What to produce
Set down, word for word, the part of the forum thread on string searching from "If the latter, than" up to and including "is no index.".

Provided passage
--- start ---

Tek-Tips is the largest IT community on the Internet today!

Members share and learn making Tek-Tips Forums the best source of peer-reviewed technical information on the Internet!

  • Congratulations SkipVought on being selected by the Tek-Tips community for having the most helpful posts in the forums last week. Way to Go!

what is best command for search in strings?

Status
Not open for further replies.

farzad321

Programmer
Sep 14, 2019
53
0
6
FR
Hi sir , we have a table with 250,000 record. and a field name DESC1 type character 150 in it. Now I need to search a contract number in DESC1.

what is the fastest way to find answer in this table ?

1- Set filter to at(variable,'table') > 0 or set index for ...
2- Set filter to (variable $ DESC1) = .t. or set index for ...
3- Create local view with this condition and open the view
4- Select * for ( search condition )
Or any other commands.

In local run all that way is good and fast enough but in network with 4 client online, system have a time problem.
Thanks for HELP
FARZAD
 
Hello Farzad,

Do you want to search for a string that forms the first few characters of DESC1? For example, if DESC1 contains "REDWOOD OAK BOOKSHELF 2 METRES", you want to search for "REDWOOOD" or "REDWOOD OAK"?

Or do you want to search for a string that is anywhere within DESC1? Such as "OAK" or "BOOK" or "2 M"?

If the latter, than I am afraid it will always be slow. There is no way of optimising the search.

But if the search string is the first few characters of DESC1, then the important thing is to make sure you have an index on DESC1. In that case, it won't make a great deal of difference which of your four methods you use. My preference would always be SQL SELECT. This would be simpler and probably more efficient than the other methods, but all four of them would be much faster than if there is no index.

--- end ---

Source data

--- start ---

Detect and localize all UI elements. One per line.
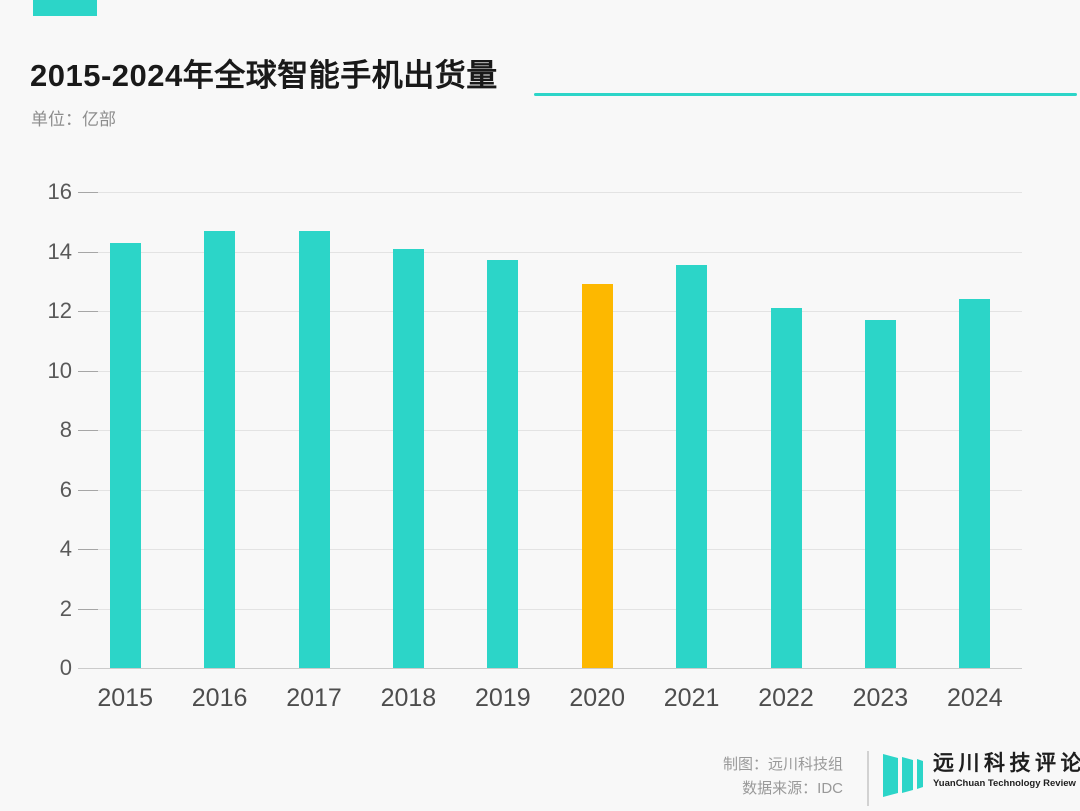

--- end ---

Exercise output
If the latter, than I am afraid it will always be slow. There is no way of optimising the search.

But if the search string is the first few characters of DESC1, then the important thing is to make sure you have an index on DESC1. In that case, it won't make a great deal of difference which of your four methods you use. My preference would always be SQL SELECT. This would be simpler and probably more efficient than the other methods, but all four of them would be much faster than if there is no index.